**Supplied entries**
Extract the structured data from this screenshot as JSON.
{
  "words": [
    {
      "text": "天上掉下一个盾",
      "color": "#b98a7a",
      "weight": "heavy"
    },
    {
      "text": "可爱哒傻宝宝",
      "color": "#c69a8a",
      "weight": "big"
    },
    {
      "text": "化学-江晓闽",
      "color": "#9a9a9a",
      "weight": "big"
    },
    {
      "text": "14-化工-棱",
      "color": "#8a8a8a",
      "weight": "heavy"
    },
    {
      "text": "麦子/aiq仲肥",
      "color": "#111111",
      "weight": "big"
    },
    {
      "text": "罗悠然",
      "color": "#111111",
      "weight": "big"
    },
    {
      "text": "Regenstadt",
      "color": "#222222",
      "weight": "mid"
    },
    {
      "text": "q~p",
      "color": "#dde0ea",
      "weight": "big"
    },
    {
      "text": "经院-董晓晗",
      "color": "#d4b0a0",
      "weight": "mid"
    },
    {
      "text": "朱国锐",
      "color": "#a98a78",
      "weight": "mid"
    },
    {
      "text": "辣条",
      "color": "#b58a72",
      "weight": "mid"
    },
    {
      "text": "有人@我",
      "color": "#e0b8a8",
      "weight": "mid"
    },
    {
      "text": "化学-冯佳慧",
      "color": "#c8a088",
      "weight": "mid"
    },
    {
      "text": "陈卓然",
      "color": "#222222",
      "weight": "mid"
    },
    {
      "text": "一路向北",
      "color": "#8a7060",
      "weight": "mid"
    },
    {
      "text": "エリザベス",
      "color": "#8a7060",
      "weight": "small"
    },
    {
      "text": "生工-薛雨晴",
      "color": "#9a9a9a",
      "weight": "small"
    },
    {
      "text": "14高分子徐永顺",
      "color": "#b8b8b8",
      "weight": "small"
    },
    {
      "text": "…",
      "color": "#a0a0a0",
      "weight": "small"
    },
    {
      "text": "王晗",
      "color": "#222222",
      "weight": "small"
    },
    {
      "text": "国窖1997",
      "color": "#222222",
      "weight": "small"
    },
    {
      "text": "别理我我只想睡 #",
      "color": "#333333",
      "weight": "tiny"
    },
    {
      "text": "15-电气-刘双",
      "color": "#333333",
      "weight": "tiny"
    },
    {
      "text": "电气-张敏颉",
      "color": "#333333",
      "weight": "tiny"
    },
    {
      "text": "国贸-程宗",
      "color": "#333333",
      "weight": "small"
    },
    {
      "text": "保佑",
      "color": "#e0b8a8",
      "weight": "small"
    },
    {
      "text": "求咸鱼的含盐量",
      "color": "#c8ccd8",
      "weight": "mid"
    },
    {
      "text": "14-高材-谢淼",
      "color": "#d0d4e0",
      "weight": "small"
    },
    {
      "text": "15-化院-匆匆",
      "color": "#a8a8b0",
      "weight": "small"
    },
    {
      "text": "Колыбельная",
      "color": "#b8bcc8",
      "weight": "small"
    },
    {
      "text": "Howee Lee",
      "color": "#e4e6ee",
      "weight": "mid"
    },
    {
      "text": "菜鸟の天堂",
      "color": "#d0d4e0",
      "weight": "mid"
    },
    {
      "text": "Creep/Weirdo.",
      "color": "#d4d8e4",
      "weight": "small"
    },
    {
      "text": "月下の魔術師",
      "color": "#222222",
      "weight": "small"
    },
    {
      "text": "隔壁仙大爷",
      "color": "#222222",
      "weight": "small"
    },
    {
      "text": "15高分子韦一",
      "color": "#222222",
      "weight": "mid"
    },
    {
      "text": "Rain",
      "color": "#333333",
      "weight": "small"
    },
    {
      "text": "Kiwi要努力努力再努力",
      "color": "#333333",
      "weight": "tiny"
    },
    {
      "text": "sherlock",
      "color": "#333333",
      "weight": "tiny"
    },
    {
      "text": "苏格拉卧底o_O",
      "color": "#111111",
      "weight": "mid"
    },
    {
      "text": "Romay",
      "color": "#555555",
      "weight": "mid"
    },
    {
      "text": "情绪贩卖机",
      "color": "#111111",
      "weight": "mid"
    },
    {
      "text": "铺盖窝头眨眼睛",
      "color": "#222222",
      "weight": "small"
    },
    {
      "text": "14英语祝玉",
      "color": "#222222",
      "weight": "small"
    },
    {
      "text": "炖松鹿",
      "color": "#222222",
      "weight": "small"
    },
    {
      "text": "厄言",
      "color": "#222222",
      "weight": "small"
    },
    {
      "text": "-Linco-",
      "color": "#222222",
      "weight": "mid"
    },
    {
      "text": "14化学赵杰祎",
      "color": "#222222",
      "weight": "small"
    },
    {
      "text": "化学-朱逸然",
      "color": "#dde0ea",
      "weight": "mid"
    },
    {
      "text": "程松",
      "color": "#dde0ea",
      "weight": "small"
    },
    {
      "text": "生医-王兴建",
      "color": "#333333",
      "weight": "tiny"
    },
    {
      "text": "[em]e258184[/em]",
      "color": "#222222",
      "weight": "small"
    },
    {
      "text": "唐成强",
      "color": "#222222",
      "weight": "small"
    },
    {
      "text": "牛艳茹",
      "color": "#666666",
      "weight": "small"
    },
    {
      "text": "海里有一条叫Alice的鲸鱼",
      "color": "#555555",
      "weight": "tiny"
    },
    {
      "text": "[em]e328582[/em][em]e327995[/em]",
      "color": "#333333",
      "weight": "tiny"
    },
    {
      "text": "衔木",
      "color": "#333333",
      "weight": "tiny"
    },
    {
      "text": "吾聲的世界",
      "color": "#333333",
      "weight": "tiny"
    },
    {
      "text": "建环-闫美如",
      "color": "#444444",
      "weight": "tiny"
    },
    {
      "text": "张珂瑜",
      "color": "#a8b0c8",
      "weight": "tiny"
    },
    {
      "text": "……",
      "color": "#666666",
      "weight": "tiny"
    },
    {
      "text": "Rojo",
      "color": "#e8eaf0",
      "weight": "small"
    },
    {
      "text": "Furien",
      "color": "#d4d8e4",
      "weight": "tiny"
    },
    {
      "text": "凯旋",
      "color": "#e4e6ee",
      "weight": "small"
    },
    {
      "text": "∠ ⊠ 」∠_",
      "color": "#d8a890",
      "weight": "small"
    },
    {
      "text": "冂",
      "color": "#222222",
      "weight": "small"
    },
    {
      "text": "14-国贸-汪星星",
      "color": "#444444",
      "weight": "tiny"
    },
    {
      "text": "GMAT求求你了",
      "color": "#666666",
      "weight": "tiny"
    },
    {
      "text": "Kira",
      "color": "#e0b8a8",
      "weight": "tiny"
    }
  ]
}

**Instructions to follow**
Copy each line of the data exactly, leaving nothing out.

**Exercise response**
Extract the structured data from this screenshot as JSON.
{
  "words": [
    {
      "text": "天上掉下一个盾",
      "color": "#b98a7a",
      "weight": "heavy"
    },
    {
      "text": "可爱哒傻宝宝",
      "color": "#c69a8a",
      "weight": "big"
    },
    {
      "text": "化学-江晓闽",
      "color": "#9a9a9a",
      "weight": "big"
    },
    {
      "text": "14-化工-棱",
      "color": "#8a8a8a",
      "weight": "heavy"
    },
    {
      "text": "麦子/aiq仲肥",
      "color": "#111111",
      "weight": "big"
    },
    {
      "text": "罗悠然",
      "color": "#111111",
      "weight": "big"
    },
    {
      "text": "Regenstadt",
      "color": "#222222",
      "weight": "mid"
    },
    {
      "text": "q~p",
      "color": "#dde0ea",
      "weight": "big"
    },
    {
      "text": "经院-董晓晗",
      "color": "#d4b0a0",
      "weight": "mid"
    },
    {
      "text": "朱国锐",
      "color": "#a98a78",
      "weight": "mid"
    },
    {
      "text": "辣条",
      "color": "#b58a72",
      "weight": "mid"
    },
    {
      "text": "有人@我",
      "color": "#e0b8a8",
      "weight": "mid"
    },
    {
      "text": "化学-冯佳慧",
      "color": "#c8a088",
      "weight": "mid"
    },
    {
      "text": "陈卓然",
      "color": "#222222",
      "weight": "mid"
    },
    {
      "text": "一路向北",
      "color": "#8a7060",
      "weight": "mid"
    },
    {
      "text": "エリザベス",
      "color": "#8a7060",
      "weight": "small"
    },
    {
      "text": "生工-薛雨晴",
      "color": "#9a9a9a",
      "weight": "small"
    },
    {
      "text": "14高分子徐永顺",
      "color": "#b8b8b8",
      "weight": "small"
    },
    {
      "text": "…",
      "color": "#a0a0a0",
      "weight": "small"
    },
    {
      "text": "王晗",
      "color": "#222222",
      "weight": "small"
    },
    {
      "text": "国窖1997",
      "color": "#222222",
      "weight": "small"
    },
    {
      "text": "别理我我只想睡 #",
      "color": "#333333",
      "weight": "tiny"
    },
    {
      "text": "15-电气-刘双",
      "color": "#333333",
      "weight": "tiny"
    },
    {
      "text": "电气-张敏颉",
      "color": "#333333",
      "weight": "tiny"
    },
    {
      "text": "国贸-程宗",
      "color": "#333333",
      "weight": "small"
    },
    {
      "text": "保佑",
      "color": "#e0b8a8",
      "weight": "small"
    },
    {
      "text": "求咸鱼的含盐量",
      "color": "#c8ccd8",
      "weight": "mid"
    },
    {
      "text": "14-高材-谢淼",
      "color": "#d0d4e0",
      "weight": "small"
    },
    {
      "text": "15-化院-匆匆",
      "color": "#a8a8b0",
      "weight": "small"
    },
    {
      "text": "Колыбельная",
      "color": "#b8bcc8",
      "weight": "small"
    },
    {
      "text": "Howee Lee",
      "color": "#e4e6ee",
      "weight": "mid"
    },
    {
      "text": "菜鸟の天堂",
      "color": "#d0d4e0",
      "weight": "mid"
    },
    {
      "text": "Creep/Weirdo.",
      "color": "#d4d8e4",
      "weight": "small"
    },
    {
      "text": "月下の魔術師",
      "color": "#222222",
      "weight": "small"
    },
    {
      "text": "隔壁仙大爷",
      "color": "#222222",
      "weight": "small"
    },
    {
      "text": "15高分子韦一",
      "color": "#222222",
      "weight": "mid"
    },
    {
      "text": "Rain",
      "color": "#333333",
      "weight": "small"
    },
    {
      "text": "Kiwi要努力努力再努力",
      "color": "#333333",
      "weight": "tiny"
    },
    {
      "text": "sherlock",
      "color": "#333333",
      "weight": "tiny"
    },
    {
      "text": "苏格拉卧底o_O",
      "color": "#111111",
      "weight": "mid"
    },
    {
      "text": "Romay",
      "color": "#555555",
      "weight": "mid"
    },
    {
      "text": "情绪贩卖机",
      "color": "#111111",
      "weight": "mid"
    },
    {
      "text": "铺盖窝头眨眼睛",
      "color": "#222222",
      "weight": "small"
    },
    {
      "text": "14英语祝玉",
      "color": "#222222",
      "weight": "small"
    },
    {
      "text": "炖松鹿",
      "color": "#222222",
      "weight": "small"
    },
    {
      "text": "厄言",
      "color": "#222222",
      "weight": "small"
    },
    {
      "text": "-Linco-",
      "color": "#222222",
      "weight": "mid"
    },
    {
      "text": "14化学赵杰祎",
      "color": "#222222",
      "weight": "small"
    },
    {
      "text": "化学-朱逸然",
      "color": "#dde0ea",
      "weight": "mid"
    },
    {
      "text": "程松",
      "color": "#dde0ea",
      "weight": "small"
    },
    {
      "text": "生医-王兴建",
      "color": "#333333",
      "weight": "tiny"
    },
    {
      "text": "[em]e258184[/em]",
      "color": "#222222",
      "weight": "small"
    },
    {
      "text": "唐成强",
      "color": "#222222",
      "weight": "small"
    },
    {
      "text": "牛艳茹",
      "color": "#666666",
      "weight": "small"
    },
    {
      "text": "海里有一条叫Alice的鲸鱼",
      "color": "#555555",
      "weight": "tiny"
    },
    {
      "text": "[em]e328582[/em][em]e327995[/em]",
      "color": "#333333",
      "weight": "tiny"
    },
    {
      "text": "衔木",
      "color": "#333333",
      "weight": "tiny"
    },
    {
      "text": "吾聲的世界",
      "color": "#333333",
      "weight": "tiny"
    },
    {
      "text": "建环-闫美如",
      "color": "#444444",
      "weight": "tiny"
    },
    {
      "text": "张珂瑜",
      "color": "#a8b0c8",
      "weight": "tiny"
    },
    {
      "text": "……",
      "color": "#666666",
      "weight": "tiny"
    },
    {
      "text": "Rojo",
      "color": "#e8eaf0",
      "weight": "small"
    },
    {
      "text": "Furien",
      "color": "#d4d8e4",
      "weight": "tiny"
    },
    {
      "text": "凯旋",
      "color": "#e4e6ee",
      "weight": "small"
    },
    {
      "text": "∠ ⊠ 」∠_",
      "color": "#d8a890",
      "weight": "small"
    },
    {
      "text": "冂",
      "color": "#222222",
      "weight": "small"
    },
    {
      "text": "14-国贸-汪星星",
      "color": "#444444",
      "weight": "tiny"
    },
    {
      "text": "GMAT求求你了",
      "color": "#666666",
      "weight": "tiny"
    },
    {
      "text": "Kira",
      "color": "#e0b8a8",
      "weight": "tiny"
    }
  ]
}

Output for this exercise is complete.